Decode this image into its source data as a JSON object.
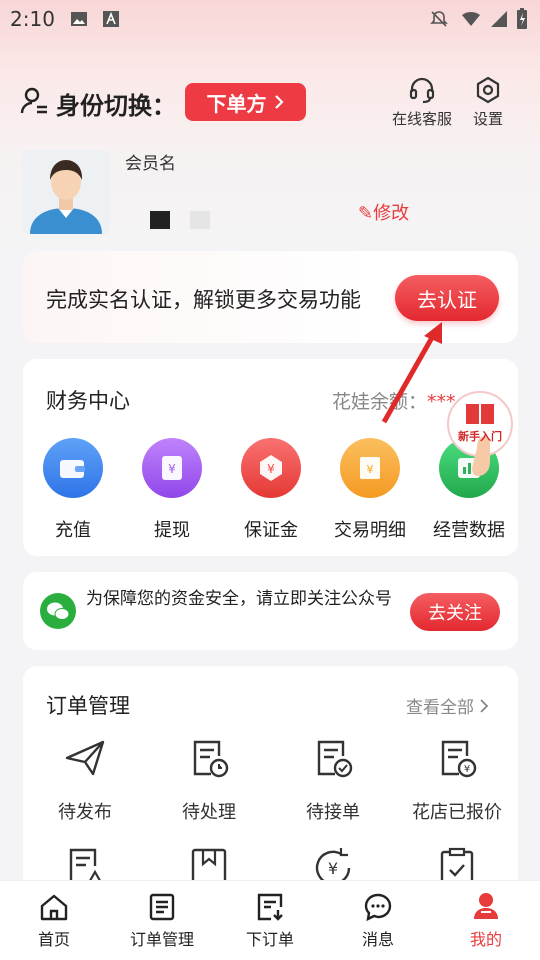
{
  "status_bar": {
    "time": "2:10"
  },
  "header": {
    "identity_label": "身份切换：",
    "role_button": "下单方",
    "customer_service": "在线客服",
    "settings": "设置"
  },
  "profile": {
    "member_name": "会员名",
    "edit": "修改"
  },
  "verify": {
    "text": "完成实名认证，解锁更多交易功能",
    "button": "去认证"
  },
  "finance": {
    "title": "财务中心",
    "balance_label": "花娃余额：",
    "balance_value": "***",
    "items": [
      {
        "label": "充值",
        "icon": "wallet-icon",
        "color": "#3b82f1"
      },
      {
        "label": "提现",
        "icon": "withdraw-icon",
        "color": "#a45cf0"
      },
      {
        "label": "保证金",
        "icon": "deposit-icon",
        "color": "#f04a4a"
      },
      {
        "label": "交易明细",
        "icon": "ledger-icon",
        "color": "#f5a623"
      },
      {
        "label": "经营数据",
        "icon": "chart-icon",
        "color": "#2fb35a"
      }
    ]
  },
  "guide": {
    "label": "新手入门"
  },
  "wechat": {
    "text": "为保障您的资金安全，请立即关注公众号",
    "button": "去关注"
  },
  "orders": {
    "title": "订单管理",
    "view_all": "查看全部",
    "items": [
      {
        "label": "待发布",
        "icon": "send-icon"
      },
      {
        "label": "待处理",
        "icon": "pending-icon"
      },
      {
        "label": "待接单",
        "icon": "accept-icon"
      },
      {
        "label": "花店已报价",
        "icon": "quote-icon"
      }
    ],
    "row2_icons": [
      "warning-doc-icon",
      "bookmark-doc-icon",
      "refund-icon",
      "clipboard-check-icon"
    ]
  },
  "tabs": [
    {
      "label": "首页",
      "icon": "home-icon"
    },
    {
      "label": "订单管理",
      "icon": "order-list-icon"
    },
    {
      "label": "下订单",
      "icon": "place-order-icon"
    },
    {
      "label": "消息",
      "icon": "message-icon"
    },
    {
      "label": "我的",
      "icon": "profile-icon",
      "active": true
    }
  ],
  "colors": {
    "accent": "#ee3b43",
    "wechat": "#2aae3d"
  }
}
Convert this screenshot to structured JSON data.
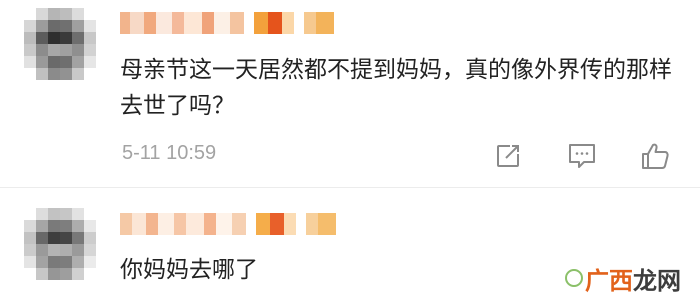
{
  "comments": [
    {
      "text": "母亲节这一天居然都不提到妈妈，真的像外界传的那样去世了吗？",
      "timestamp": "5-11 10:59",
      "actions": [
        "repost-icon",
        "reply-icon",
        "like-icon"
      ]
    },
    {
      "text": "你妈妈去哪了",
      "timestamp": ""
    }
  ],
  "watermark": {
    "part1": "广西",
    "part2": "龙网"
  },
  "colors": {
    "text": "#222222",
    "meta": "#a3a3a3",
    "icon": "#8a8a8a",
    "divider": "#ececec",
    "watermark_orange": "#e2621b",
    "watermark_dark": "#3d3d3d"
  }
}
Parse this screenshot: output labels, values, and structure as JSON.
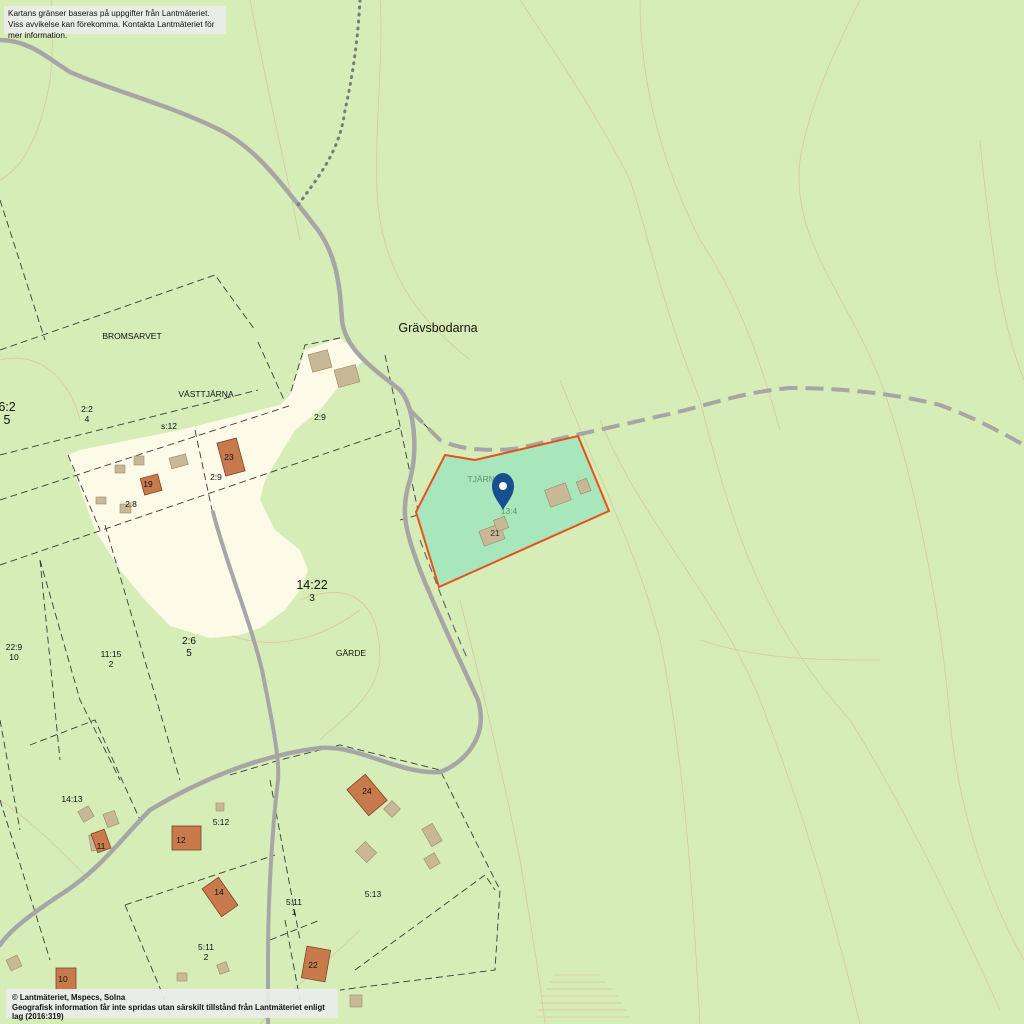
{
  "notice": {
    "line1": "Kartans gränser baseras på uppgifter från Lantmäteriet.",
    "line2": "Viss avvikelse kan förekomma. Kontakta Lantmäteriet för mer information."
  },
  "copyright": {
    "line1": "© Lantmäteriet, Mspecs, Solna",
    "line2": "Geografisk information får inte spridas utan särskilt tillstånd från Lantmäteriet enligt lag (2016:319)"
  },
  "colors": {
    "land": "#d6edb8",
    "clearing": "#fdfbe8",
    "property_fill": "#a8e6bb",
    "property_border": "#e8501e",
    "marker": "#1a4f8f",
    "road": "#a6a6a6",
    "building_main": "#c87a4c",
    "building_aux": "#c8b896"
  },
  "places": {
    "gravsbodarna": "Grävsbodarna",
    "bromsarvet": "BROMSARVET",
    "vasttjarna": "VÄSTTJÄRNA",
    "tjarna": "TJÄRNA",
    "garde": "GÄRDE"
  },
  "marker_icon": "map-pin-icon",
  "property": {
    "designation": "13:4",
    "building_number": "21"
  },
  "parcels": {
    "p_6_2_a": "6:2",
    "p_6_2_b": "5",
    "p_2_2_a": "2:2",
    "p_2_2_b": "4",
    "p_s12": "s:12",
    "p_2_9_upper": "2:9",
    "p_2_9_lower": "2:9",
    "p_2_8": "2:8",
    "p_14_22_a": "14:22",
    "p_14_22_b": "3",
    "p_2_6_a": "2:6",
    "p_2_6_b": "5",
    "p_22_9_a": "22:9",
    "p_22_9_b": "10",
    "p_11_15_a": "11:15",
    "p_11_15_b": "2",
    "p_14_13": "14:13",
    "p_5_12": "5:12",
    "p_5_13": "5:13",
    "p_5_11a_a": "5:11",
    "p_5_11a_b": "1",
    "p_5_11b_a": "5:11",
    "p_5_11b_b": "2"
  },
  "house_numbers": {
    "h23": "23",
    "h19": "19",
    "h24": "24",
    "h12": "12",
    "h11": "11",
    "h14": "14",
    "h22": "22",
    "h10": "10"
  }
}
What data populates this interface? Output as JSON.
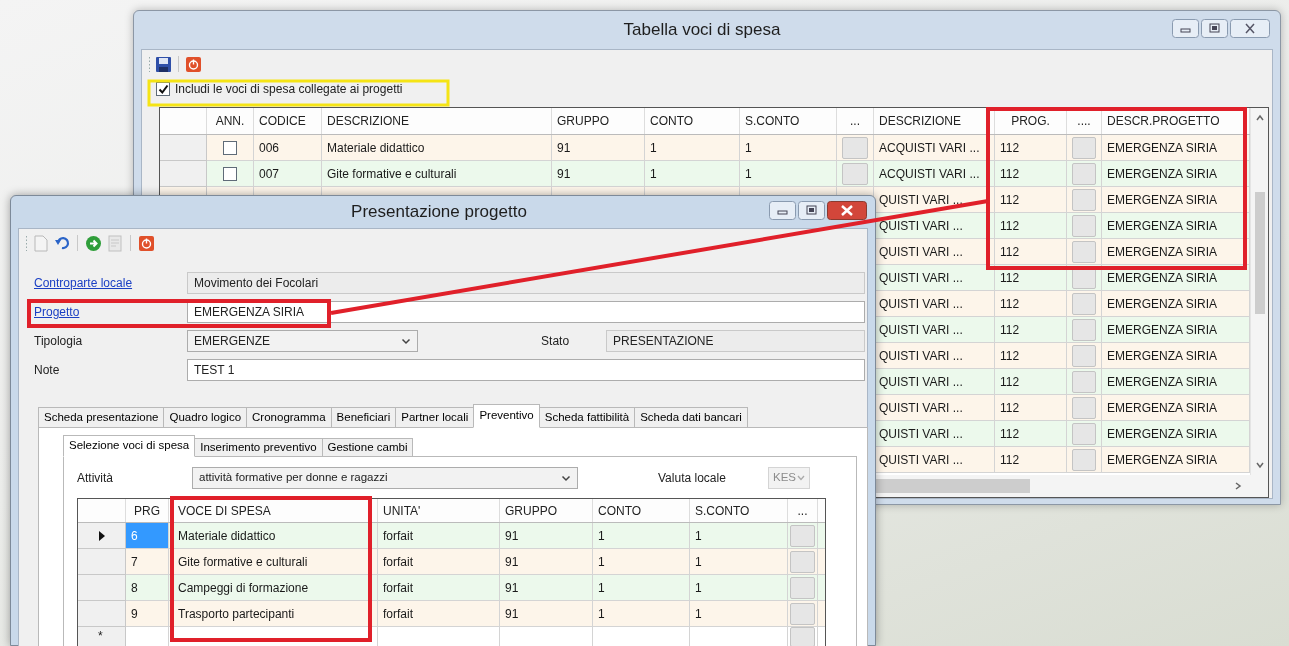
{
  "table_window": {
    "title": "Tabella voci di spesa",
    "include_checkbox": {
      "label": "Includi le voci di spesa collegate ai progetti",
      "checked": true
    },
    "table": {
      "columns": [
        "ANN.",
        "CODICE",
        "DESCRIZIONE",
        "GRUPPO",
        "CONTO",
        "S.CONTO",
        "...",
        "DESCRIZIONE",
        "PROG.",
        "....",
        "DESCR.PROGETTO"
      ],
      "rows": [
        {
          "ann": false,
          "codice": "006",
          "descrizione": "Materiale didattico",
          "gruppo": "91",
          "conto": "1",
          "s_conto": "1",
          "descrizione_2": "ACQUISTI VARI ...",
          "prog": "112",
          "descr_progetto": "EMERGENZA SIRIA"
        },
        {
          "ann": false,
          "codice": "007",
          "descrizione": "Gite formative e culturali",
          "gruppo": "91",
          "conto": "1",
          "s_conto": "1",
          "descrizione_2": "ACQUISTI VARI ...",
          "prog": "112",
          "descr_progetto": "EMERGENZA SIRIA"
        },
        {
          "descrizione_2": "QUISTI VARI ...",
          "prog": "112",
          "descr_progetto": "EMERGENZA SIRIA"
        },
        {
          "descrizione_2": "QUISTI VARI ...",
          "prog": "112",
          "descr_progetto": "EMERGENZA SIRIA"
        },
        {
          "descrizione_2": "QUISTI VARI ...",
          "prog": "112",
          "descr_progetto": "EMERGENZA SIRIA"
        },
        {
          "descrizione_2": "QUISTI VARI ...",
          "prog": "112",
          "descr_progetto": "EMERGENZA SIRIA"
        },
        {
          "descrizione_2": "QUISTI VARI ...",
          "prog": "112",
          "descr_progetto": "EMERGENZA SIRIA"
        },
        {
          "descrizione_2": "QUISTI VARI ...",
          "prog": "112",
          "descr_progetto": "EMERGENZA SIRIA"
        },
        {
          "descrizione_2": "QUISTI VARI ...",
          "prog": "112",
          "descr_progetto": "EMERGENZA SIRIA"
        },
        {
          "descrizione_2": "QUISTI VARI ...",
          "prog": "112",
          "descr_progetto": "EMERGENZA SIRIA"
        },
        {
          "descrizione_2": "QUISTI VARI ...",
          "prog": "112",
          "descr_progetto": "EMERGENZA SIRIA"
        },
        {
          "descrizione_2": "QUISTI VARI ...",
          "prog": "112",
          "descr_progetto": "EMERGENZA SIRIA"
        },
        {
          "descrizione_2": "QUISTI VARI ...",
          "prog": "112",
          "descr_progetto": "EMERGENZA SIRIA"
        }
      ]
    }
  },
  "project_window": {
    "title": "Presentazione progetto",
    "fields": [
      {
        "label": "Controparte locale",
        "link": true,
        "kind": "text",
        "readonly": true,
        "value": "Movimento dei Focolari"
      },
      {
        "label": "Progetto",
        "link": true,
        "kind": "text",
        "readonly": false,
        "value": "EMERGENZA SIRIA"
      },
      {
        "label": "Tipologia",
        "link": false,
        "kind": "select",
        "value": "EMERGENZE"
      },
      {
        "label": "Note",
        "link": false,
        "kind": "text",
        "readonly": false,
        "value": "TEST 1"
      }
    ],
    "stato": {
      "label": "Stato",
      "value": "PRESENTAZIONE"
    },
    "tabs": [
      {
        "label": "Scheda presentazione",
        "selected": false
      },
      {
        "label": "Quadro logico",
        "selected": false
      },
      {
        "label": "Cronogramma",
        "selected": false
      },
      {
        "label": "Beneficiari",
        "selected": false
      },
      {
        "label": "Partner locali",
        "selected": false
      },
      {
        "label": "Preventivo",
        "selected": true
      },
      {
        "label": "Scheda fattibilità",
        "selected": false
      },
      {
        "label": "Scheda dati bancari",
        "selected": false
      }
    ],
    "subtabs": [
      {
        "label": "Selezione voci di spesa",
        "selected": true
      },
      {
        "label": "Inserimento preventivo",
        "selected": false
      },
      {
        "label": "Gestione cambi",
        "selected": false
      }
    ],
    "attivita": {
      "label": "Attività",
      "value": "attività formative per donne e ragazzi"
    },
    "valuta": {
      "label": "Valuta locale",
      "value": "KES",
      "disabled": true
    },
    "grid": {
      "columns": [
        "PRG",
        "VOCE DI SPESA",
        "UNITA'",
        "GRUPPO",
        "CONTO",
        "S.CONTO",
        "..."
      ],
      "rows": [
        {
          "selected": true,
          "prg": "6",
          "voce": "Materiale didattico",
          "unita": "forfait",
          "gruppo": "91",
          "conto": "1",
          "s_conto": "1"
        },
        {
          "selected": false,
          "prg": "7",
          "voce": "Gite formative e culturali",
          "unita": "forfait",
          "gruppo": "91",
          "conto": "1",
          "s_conto": "1"
        },
        {
          "selected": false,
          "prg": "8",
          "voce": "Campeggi di formazione",
          "unita": "forfait",
          "gruppo": "91",
          "conto": "1",
          "s_conto": "1"
        },
        {
          "selected": false,
          "prg": "9",
          "voce": "Trasporto partecipanti",
          "unita": "forfait",
          "gruppo": "91",
          "conto": "1",
          "s_conto": "1"
        }
      ],
      "new_row_marker": "*"
    }
  }
}
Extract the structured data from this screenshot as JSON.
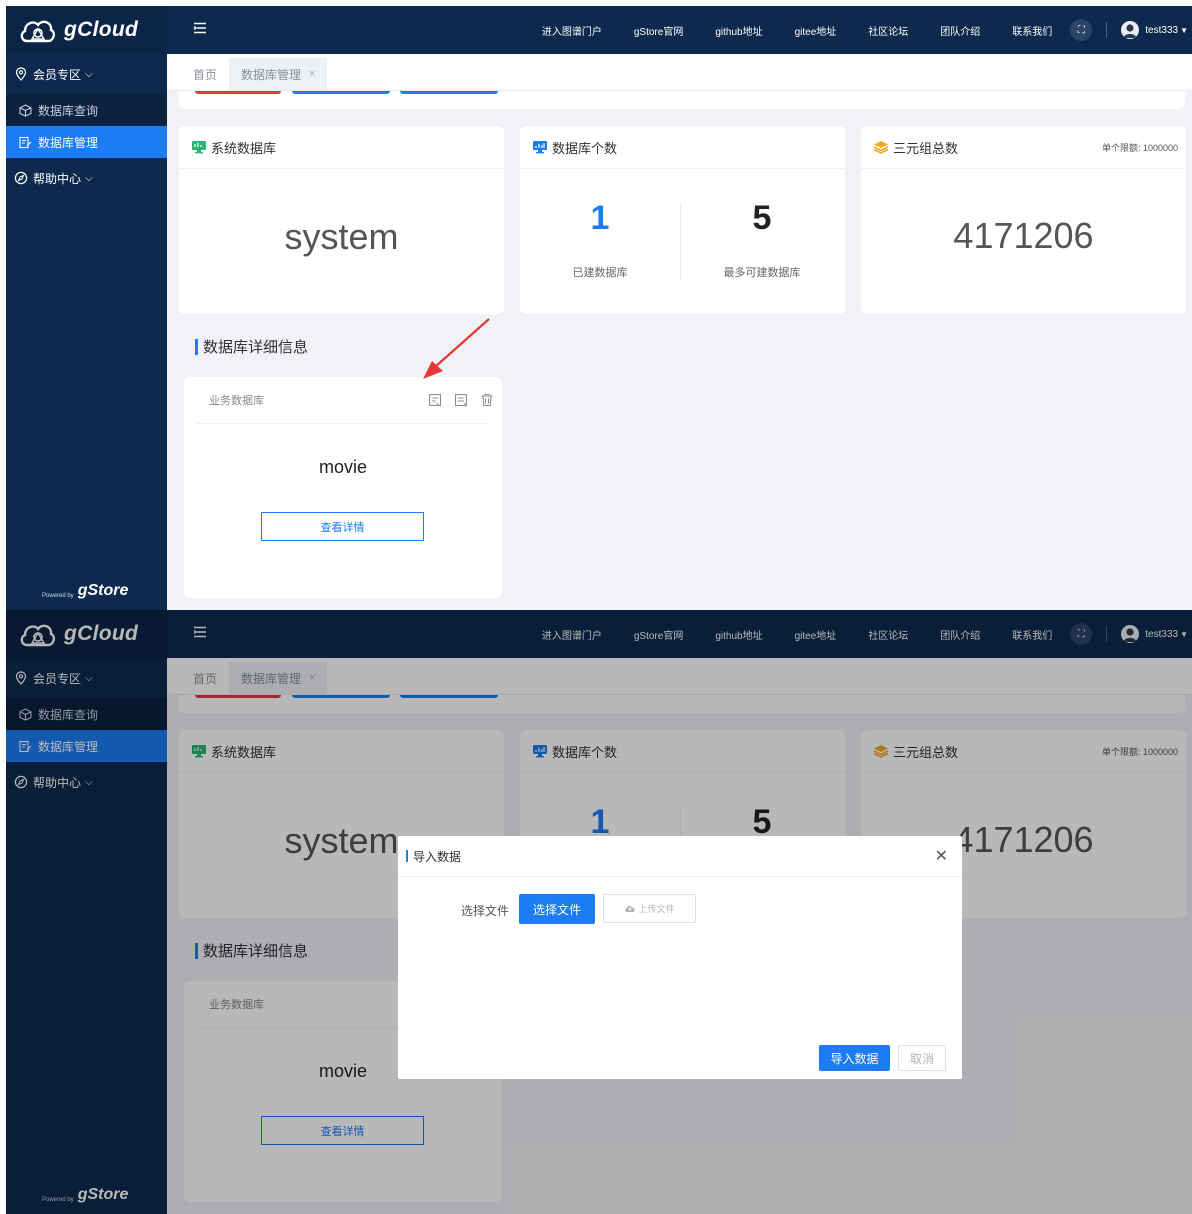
{
  "brand": {
    "name": "gCloud",
    "powered_small": "Powered by",
    "powered_name": "gStore"
  },
  "sidebar": {
    "group_member": "会员专区",
    "items": [
      {
        "label": "数据库查询"
      },
      {
        "label": "数据库管理"
      }
    ],
    "group_help": "帮助中心"
  },
  "topnav": {
    "links": [
      "进入图谱门户",
      "gStore官网",
      "github地址",
      "gitee地址",
      "社区论坛",
      "团队介绍",
      "联系我们"
    ],
    "username": "test333"
  },
  "tabs": {
    "home": "首页",
    "current": "数据库管理"
  },
  "cards": {
    "system_db": {
      "title": "系统数据库",
      "value": "system"
    },
    "db_count": {
      "title": "数据库个数",
      "built_value": "1",
      "built_label": "已建数据库",
      "max_value": "5",
      "max_label": "最多可建数据库"
    },
    "triples": {
      "title": "三元组总数",
      "limit": "单个限额: 1000000",
      "value": "4171206"
    }
  },
  "detail_section": {
    "title": "数据库详细信息",
    "card_label": "业务数据库",
    "db_name": "movie",
    "view_button": "查看详情"
  },
  "dialog": {
    "title": "导入数据",
    "file_label": "选择文件",
    "choose_button": "选择文件",
    "upload_button": "上传文件",
    "import_button": "导入数据",
    "cancel_button": "取消"
  },
  "colors": {
    "sidebar_bg": "#0d2a4e",
    "accent": "#1c7cf4",
    "danger": "#e03a3a"
  },
  "icons": {
    "brand": "gcloud-cloud-logo",
    "location": "location-pin-icon",
    "cube": "cube-icon",
    "db_manage": "database-edit-icon",
    "help": "compass-icon",
    "hamburger": "hamburger-menu-icon",
    "fullscreen": "fullscreen-icon",
    "avatar": "user-avatar",
    "monitor": "monitor-icon",
    "chart_monitor": "chart-monitor-icon",
    "layers": "layers-icon",
    "import": "import-data-icon",
    "export": "export-data-icon",
    "delete": "trash-icon",
    "cloud_upload": "cloud-upload-icon",
    "close": "close-icon"
  }
}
........
**INSTRUCTION**
Go through the listing above and pull out each line containing the word "structured".

**FULL RESPONSE**
Convert this screenshot to structured JSON data.
Extract the structured data from this screenshot as JSON.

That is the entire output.